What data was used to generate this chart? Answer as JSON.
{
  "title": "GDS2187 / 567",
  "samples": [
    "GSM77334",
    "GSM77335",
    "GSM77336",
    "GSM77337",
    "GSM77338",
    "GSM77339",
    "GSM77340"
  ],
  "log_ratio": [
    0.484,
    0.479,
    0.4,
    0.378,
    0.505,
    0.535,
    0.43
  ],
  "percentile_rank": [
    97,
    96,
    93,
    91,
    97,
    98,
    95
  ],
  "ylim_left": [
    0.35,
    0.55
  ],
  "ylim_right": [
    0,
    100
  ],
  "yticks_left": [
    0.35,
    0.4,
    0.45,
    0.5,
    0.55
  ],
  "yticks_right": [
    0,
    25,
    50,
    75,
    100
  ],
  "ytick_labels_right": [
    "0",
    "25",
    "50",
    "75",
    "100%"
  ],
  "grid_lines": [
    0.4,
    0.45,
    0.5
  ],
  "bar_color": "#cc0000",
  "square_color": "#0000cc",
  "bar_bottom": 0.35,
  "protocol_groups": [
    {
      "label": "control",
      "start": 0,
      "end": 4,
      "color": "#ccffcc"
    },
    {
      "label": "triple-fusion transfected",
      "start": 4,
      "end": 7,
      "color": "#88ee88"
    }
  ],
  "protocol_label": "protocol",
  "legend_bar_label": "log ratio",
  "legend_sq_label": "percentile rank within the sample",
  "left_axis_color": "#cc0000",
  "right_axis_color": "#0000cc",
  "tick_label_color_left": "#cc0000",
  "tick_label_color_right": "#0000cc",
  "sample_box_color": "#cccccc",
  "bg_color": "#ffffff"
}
▬▬▬
• _Task brief_:
Write the material out again in its entirety, exactly as shown.

• _Problem solution_:
What data was used to generate this chart? Answer as JSON.
{
  "title": "GDS2187 / 567",
  "samples": [
    "GSM77334",
    "GSM77335",
    "GSM77336",
    "GSM77337",
    "GSM77338",
    "GSM77339",
    "GSM77340"
  ],
  "log_ratio": [
    0.484,
    0.479,
    0.4,
    0.378,
    0.505,
    0.535,
    0.43
  ],
  "percentile_rank": [
    97,
    96,
    93,
    91,
    97,
    98,
    95
  ],
  "ylim_left": [
    0.35,
    0.55
  ],
  "ylim_right": [
    0,
    100
  ],
  "yticks_left": [
    0.35,
    0.4,
    0.45,
    0.5,
    0.55
  ],
  "yticks_right": [
    0,
    25,
    50,
    75,
    100
  ],
  "ytick_labels_right": [
    "0",
    "25",
    "50",
    "75",
    "100%"
  ],
  "grid_lines": [
    0.4,
    0.45,
    0.5
  ],
  "bar_color": "#cc0000",
  "square_color": "#0000cc",
  "bar_bottom": 0.35,
  "protocol_groups": [
    {
      "label": "control",
      "start": 0,
      "end": 4,
      "color": "#ccffcc"
    },
    {
      "label": "triple-fusion transfected",
      "start": 4,
      "end": 7,
      "color": "#88ee88"
    }
  ],
  "protocol_label": "protocol",
  "legend_bar_label": "log ratio",
  "legend_sq_label": "percentile rank within the sample",
  "left_axis_color": "#cc0000",
  "right_axis_color": "#0000cc",
  "tick_label_color_left": "#cc0000",
  "tick_label_color_right": "#0000cc",
  "sample_box_color": "#cccccc",
  "bg_color": "#ffffff"
}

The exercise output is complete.